DO THIS :: Can you transcribe every record below exactly as it appears?
--- Begin DATA PROVIDED ---
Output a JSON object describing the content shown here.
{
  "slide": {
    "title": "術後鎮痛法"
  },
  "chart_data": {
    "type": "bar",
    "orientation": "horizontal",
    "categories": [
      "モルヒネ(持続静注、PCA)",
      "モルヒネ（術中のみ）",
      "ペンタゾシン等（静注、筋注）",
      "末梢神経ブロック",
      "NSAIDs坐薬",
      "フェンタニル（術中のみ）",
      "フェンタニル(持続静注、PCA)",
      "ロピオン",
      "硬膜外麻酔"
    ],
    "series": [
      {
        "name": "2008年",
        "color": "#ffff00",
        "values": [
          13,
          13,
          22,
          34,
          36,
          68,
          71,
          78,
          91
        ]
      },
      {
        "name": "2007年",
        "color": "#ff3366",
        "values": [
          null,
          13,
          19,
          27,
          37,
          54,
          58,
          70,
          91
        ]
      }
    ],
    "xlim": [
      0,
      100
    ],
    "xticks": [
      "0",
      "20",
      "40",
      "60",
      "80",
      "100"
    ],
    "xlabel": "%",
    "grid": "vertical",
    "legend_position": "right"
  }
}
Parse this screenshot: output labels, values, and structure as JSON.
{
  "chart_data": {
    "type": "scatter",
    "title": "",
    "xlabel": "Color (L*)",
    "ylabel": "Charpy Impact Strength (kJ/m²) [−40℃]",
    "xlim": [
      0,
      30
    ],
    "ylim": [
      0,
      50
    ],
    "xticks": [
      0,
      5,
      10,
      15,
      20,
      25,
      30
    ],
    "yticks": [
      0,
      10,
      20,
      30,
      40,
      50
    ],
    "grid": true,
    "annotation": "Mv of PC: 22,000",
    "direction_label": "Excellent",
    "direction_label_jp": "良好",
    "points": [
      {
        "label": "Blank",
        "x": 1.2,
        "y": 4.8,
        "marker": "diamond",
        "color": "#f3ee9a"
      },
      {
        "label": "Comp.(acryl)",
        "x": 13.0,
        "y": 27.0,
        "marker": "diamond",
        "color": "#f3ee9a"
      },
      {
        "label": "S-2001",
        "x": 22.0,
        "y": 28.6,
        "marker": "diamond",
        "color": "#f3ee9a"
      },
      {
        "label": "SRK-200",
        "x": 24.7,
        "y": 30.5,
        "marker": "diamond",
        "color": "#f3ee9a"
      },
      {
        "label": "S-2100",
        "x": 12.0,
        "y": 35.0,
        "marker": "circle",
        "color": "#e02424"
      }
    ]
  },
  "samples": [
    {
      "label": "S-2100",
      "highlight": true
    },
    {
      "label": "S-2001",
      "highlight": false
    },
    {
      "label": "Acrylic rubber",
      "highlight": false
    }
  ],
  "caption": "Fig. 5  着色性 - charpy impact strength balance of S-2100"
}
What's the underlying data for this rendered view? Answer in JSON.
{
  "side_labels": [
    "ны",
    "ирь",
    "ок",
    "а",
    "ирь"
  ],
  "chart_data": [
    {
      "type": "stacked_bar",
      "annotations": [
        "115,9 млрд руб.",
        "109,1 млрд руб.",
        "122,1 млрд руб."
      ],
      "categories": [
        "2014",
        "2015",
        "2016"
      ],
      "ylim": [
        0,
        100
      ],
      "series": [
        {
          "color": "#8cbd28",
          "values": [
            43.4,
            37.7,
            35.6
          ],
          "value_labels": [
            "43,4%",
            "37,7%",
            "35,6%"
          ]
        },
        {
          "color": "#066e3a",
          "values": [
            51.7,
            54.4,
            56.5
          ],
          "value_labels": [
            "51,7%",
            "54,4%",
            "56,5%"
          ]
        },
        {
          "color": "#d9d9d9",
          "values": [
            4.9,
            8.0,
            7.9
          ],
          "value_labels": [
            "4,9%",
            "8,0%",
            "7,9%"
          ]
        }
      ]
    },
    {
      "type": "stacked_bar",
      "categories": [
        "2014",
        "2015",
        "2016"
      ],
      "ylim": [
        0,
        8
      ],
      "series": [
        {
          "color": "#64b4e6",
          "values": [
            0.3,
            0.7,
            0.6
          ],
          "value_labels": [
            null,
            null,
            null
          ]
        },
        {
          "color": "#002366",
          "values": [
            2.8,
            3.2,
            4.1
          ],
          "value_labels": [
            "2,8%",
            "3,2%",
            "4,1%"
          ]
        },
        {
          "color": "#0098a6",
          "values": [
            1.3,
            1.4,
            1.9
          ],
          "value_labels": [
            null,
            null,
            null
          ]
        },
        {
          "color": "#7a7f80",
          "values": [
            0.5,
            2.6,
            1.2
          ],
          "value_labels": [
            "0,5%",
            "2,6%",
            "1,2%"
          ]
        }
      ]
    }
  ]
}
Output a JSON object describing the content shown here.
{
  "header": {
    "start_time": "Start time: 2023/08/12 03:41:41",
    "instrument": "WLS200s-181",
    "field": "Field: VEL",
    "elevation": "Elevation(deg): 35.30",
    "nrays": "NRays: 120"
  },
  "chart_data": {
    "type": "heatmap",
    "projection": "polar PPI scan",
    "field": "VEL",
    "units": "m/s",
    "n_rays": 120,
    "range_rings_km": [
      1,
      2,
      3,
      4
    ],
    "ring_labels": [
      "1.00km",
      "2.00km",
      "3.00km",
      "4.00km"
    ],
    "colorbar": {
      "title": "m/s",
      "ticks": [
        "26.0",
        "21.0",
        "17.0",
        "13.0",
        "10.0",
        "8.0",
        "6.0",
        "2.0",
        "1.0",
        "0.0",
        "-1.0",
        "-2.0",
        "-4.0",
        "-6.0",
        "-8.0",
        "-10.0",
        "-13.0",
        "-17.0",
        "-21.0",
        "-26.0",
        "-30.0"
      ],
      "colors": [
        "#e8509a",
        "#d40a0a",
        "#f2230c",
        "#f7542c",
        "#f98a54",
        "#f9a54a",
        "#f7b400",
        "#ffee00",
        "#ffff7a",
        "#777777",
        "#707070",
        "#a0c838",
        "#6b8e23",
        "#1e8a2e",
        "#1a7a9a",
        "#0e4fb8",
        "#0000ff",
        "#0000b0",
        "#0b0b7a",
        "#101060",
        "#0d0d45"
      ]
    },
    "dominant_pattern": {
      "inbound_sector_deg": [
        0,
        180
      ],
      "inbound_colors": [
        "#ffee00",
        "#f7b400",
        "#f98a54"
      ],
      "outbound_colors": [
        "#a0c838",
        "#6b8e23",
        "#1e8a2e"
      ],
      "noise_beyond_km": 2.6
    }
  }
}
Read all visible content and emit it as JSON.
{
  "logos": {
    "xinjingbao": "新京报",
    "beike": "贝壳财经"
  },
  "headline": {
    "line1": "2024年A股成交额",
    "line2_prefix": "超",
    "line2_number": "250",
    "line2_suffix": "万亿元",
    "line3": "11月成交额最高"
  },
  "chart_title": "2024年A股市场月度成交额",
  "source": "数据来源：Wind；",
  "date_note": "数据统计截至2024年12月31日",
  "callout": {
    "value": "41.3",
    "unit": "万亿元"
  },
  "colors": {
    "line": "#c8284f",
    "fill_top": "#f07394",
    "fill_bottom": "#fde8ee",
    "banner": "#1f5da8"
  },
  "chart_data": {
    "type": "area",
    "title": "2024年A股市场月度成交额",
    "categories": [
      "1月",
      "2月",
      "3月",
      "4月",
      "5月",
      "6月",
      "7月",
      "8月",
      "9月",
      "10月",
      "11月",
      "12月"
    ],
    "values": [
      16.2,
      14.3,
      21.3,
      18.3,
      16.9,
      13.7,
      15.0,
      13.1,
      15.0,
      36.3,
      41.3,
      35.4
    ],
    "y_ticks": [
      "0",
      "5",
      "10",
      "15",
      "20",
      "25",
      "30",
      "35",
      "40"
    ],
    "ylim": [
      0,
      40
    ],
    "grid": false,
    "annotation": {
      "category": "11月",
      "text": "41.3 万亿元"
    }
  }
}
--- End DATA PROVIDED ---
EXPECTED OUTPUT ::
Output a JSON object describing the content shown here.
{
  "slide": {
    "title": "術後鎮痛法"
  },
  "chart_data": {
    "type": "bar",
    "orientation": "horizontal",
    "categories": [
      "モルヒネ(持続静注、PCA)",
      "モルヒネ（術中のみ）",
      "ペンタゾシン等（静注、筋注）",
      "末梢神経ブロック",
      "NSAIDs坐薬",
      "フェンタニル（術中のみ）",
      "フェンタニル(持続静注、PCA)",
      "ロピオン",
      "硬膜外麻酔"
    ],
    "series": [
      {
        "name": "2008年",
        "color": "#ffff00",
        "values": [
          13,
          13,
          22,
          34,
          36,
          68,
          71,
          78,
          91
        ]
      },
      {
        "name": "2007年",
        "color": "#ff3366",
        "values": [
          null,
          13,
          19,
          27,
          37,
          54,
          58,
          70,
          91
        ]
      }
    ],
    "xlim": [
      0,
      100
    ],
    "xticks": [
      "0",
      "20",
      "40",
      "60",
      "80",
      "100"
    ],
    "xlabel": "%",
    "grid": "vertical",
    "legend_position": "right"
  }
}
Parse this screenshot: output labels, values, and structure as JSON.
{
  "chart_data": {
    "type": "scatter",
    "title": "",
    "xlabel": "Color (L*)",
    "ylabel": "Charpy Impact Strength (kJ/m²) [−40℃]",
    "xlim": [
      0,
      30
    ],
    "ylim": [
      0,
      50
    ],
    "xticks": [
      0,
      5,
      10,
      15,
      20,
      25,
      30
    ],
    "yticks": [
      0,
      10,
      20,
      30,
      40,
      50
    ],
    "grid": true,
    "annotation": "Mv of PC: 22,000",
    "direction_label": "Excellent",
    "direction_label_jp": "良好",
    "points": [
      {
        "label": "Blank",
        "x": 1.2,
        "y": 4.8,
        "marker": "diamond",
        "color": "#f3ee9a"
      },
      {
        "label": "Comp.(acryl)",
        "x": 13.0,
        "y": 27.0,
        "marker": "diamond",
        "color": "#f3ee9a"
      },
      {
        "label": "S-2001",
        "x": 22.0,
        "y": 28.6,
        "marker": "diamond",
        "color": "#f3ee9a"
      },
      {
        "label": "SRK-200",
        "x": 24.7,
        "y": 30.5,
        "marker": "diamond",
        "color": "#f3ee9a"
      },
      {
        "label": "S-2100",
        "x": 12.0,
        "y": 35.0,
        "marker": "circle",
        "color": "#e02424"
      }
    ]
  },
  "samples": [
    {
      "label": "S-2100",
      "highlight": true
    },
    {
      "label": "S-2001",
      "highlight": false
    },
    {
      "label": "Acrylic rubber",
      "highlight": false
    }
  ],
  "caption": "Fig. 5  着色性 - charpy impact strength balance of S-2100"
}
What's the underlying data for this rendered view? Answer in JSON.
{
  "side_labels": [
    "ны",
    "ирь",
    "ок",
    "а",
    "ирь"
  ],
  "chart_data": [
    {
      "type": "stacked_bar",
      "annotations": [
        "115,9 млрд руб.",
        "109,1 млрд руб.",
        "122,1 млрд руб."
      ],
      "categories": [
        "2014",
        "2015",
        "2016"
      ],
      "ylim": [
        0,
        100
      ],
      "series": [
        {
          "color": "#8cbd28",
          "values": [
            43.4,
            37.7,
            35.6
          ],
          "value_labels": [
            "43,4%",
            "37,7%",
            "35,6%"
          ]
        },
        {
          "color": "#066e3a",
          "values": [
            51.7,
            54.4,
            56.5
          ],
          "value_labels": [
            "51,7%",
            "54,4%",
            "56,5%"
          ]
        },
        {
          "color": "#d9d9d9",
          "values": [
            4.9,
            8.0,
            7.9
          ],
          "value_labels": [
            "4,9%",
            "8,0%",
            "7,9%"
          ]
        }
      ]
    },
    {
      "type": "stacked_bar",
      "categories": [
        "2014",
        "2015",
        "2016"
      ],
      "ylim": [
        0,
        8
      ],
      "series": [
        {
          "color": "#64b4e6",
          "values": [
            0.3,
            0.7,
            0.6
          ],
          "value_labels": [
            null,
            null,
            null
          ]
        },
        {
          "color": "#002366",
          "values": [
            2.8,
            3.2,
            4.1
          ],
          "value_labels": [
            "2,8%",
            "3,2%",
            "4,1%"
          ]
        },
        {
          "color": "#0098a6",
          "values": [
            1.3,
            1.4,
            1.9
          ],
          "value_labels": [
            null,
            null,
            null
          ]
        },
        {
          "color": "#7a7f80",
          "values": [
            0.5,
            2.6,
            1.2
          ],
          "value_labels": [
            "0,5%",
            "2,6%",
            "1,2%"
          ]
        }
      ]
    }
  ]
}
Output a JSON object describing the content shown here.
{
  "header": {
    "start_time": "Start time: 2023/08/12 03:41:41",
    "instrument": "WLS200s-181",
    "field": "Field: VEL",
    "elevation": "Elevation(deg): 35.30",
    "nrays": "NRays: 120"
  },
  "chart_data": {
    "type": "heatmap",
    "projection": "polar PPI scan",
    "field": "VEL",
    "units": "m/s",
    "n_rays": 120,
    "range_rings_km": [
      1,
      2,
      3,
      4
    ],
    "ring_labels": [
      "1.00km",
      "2.00km",
      "3.00km",
      "4.00km"
    ],
    "colorbar": {
      "title": "m/s",
      "ticks": [
        "26.0",
        "21.0",
        "17.0",
        "13.0",
        "10.0",
        "8.0",
        "6.0",
        "2.0",
        "1.0",
        "0.0",
        "-1.0",
        "-2.0",
        "-4.0",
        "-6.0",
        "-8.0",
        "-10.0",
        "-13.0",
        "-17.0",
        "-21.0",
        "-26.0",
        "-30.0"
      ],
      "colors": [
        "#e8509a",
        "#d40a0a",
        "#f2230c",
        "#f7542c",
        "#f98a54",
        "#f9a54a",
        "#f7b400",
        "#ffee00",
        "#ffff7a",
        "#777777",
        "#707070",
        "#a0c838",
        "#6b8e23",
        "#1e8a2e",
        "#1a7a9a",
        "#0e4fb8",
        "#0000ff",
        "#0000b0",
        "#0b0b7a",
        "#101060",
        "#0d0d45"
      ]
    },
    "dominant_pattern": {
      "inbound_sector_deg": [
        0,
        180
      ],
      "inbound_colors": [
        "#ffee00",
        "#f7b400",
        "#f98a54"
      ],
      "outbound_colors": [
        "#a0c838",
        "#6b8e23",
        "#1e8a2e"
      ],
      "noise_beyond_km": 2.6
    }
  }
}
Read all visible content and emit it as JSON.
{
  "logos": {
    "xinjingbao": "新京报",
    "beike": "贝壳财经"
  },
  "headline": {
    "line1": "2024年A股成交额",
    "line2_prefix": "超",
    "line2_number": "250",
    "line2_suffix": "万亿元",
    "line3": "11月成交额最高"
  },
  "chart_title": "2024年A股市场月度成交额",
  "source": "数据来源：Wind；",
  "date_note": "数据统计截至2024年12月31日",
  "callout": {
    "value": "41.3",
    "unit": "万亿元"
  },
  "colors": {
    "line": "#c8284f",
    "fill_top": "#f07394",
    "fill_bottom": "#fde8ee",
    "banner": "#1f5da8"
  },
  "chart_data": {
    "type": "area",
    "title": "2024年A股市场月度成交额",
    "categories": [
      "1月",
      "2月",
      "3月",
      "4月",
      "5月",
      "6月",
      "7月",
      "8月",
      "9月",
      "10月",
      "11月",
      "12月"
    ],
    "values": [
      16.2,
      14.3,
      21.3,
      18.3,
      16.9,
      13.7,
      15.0,
      13.1,
      15.0,
      36.3,
      41.3,
      35.4
    ],
    "y_ticks": [
      "0",
      "5",
      "10",
      "15",
      "20",
      "25",
      "30",
      "35",
      "40"
    ],
    "ylim": [
      0,
      40
    ],
    "grid": false,
    "annotation": {
      "category": "11月",
      "text": "41.3 万亿元"
    }
  }
}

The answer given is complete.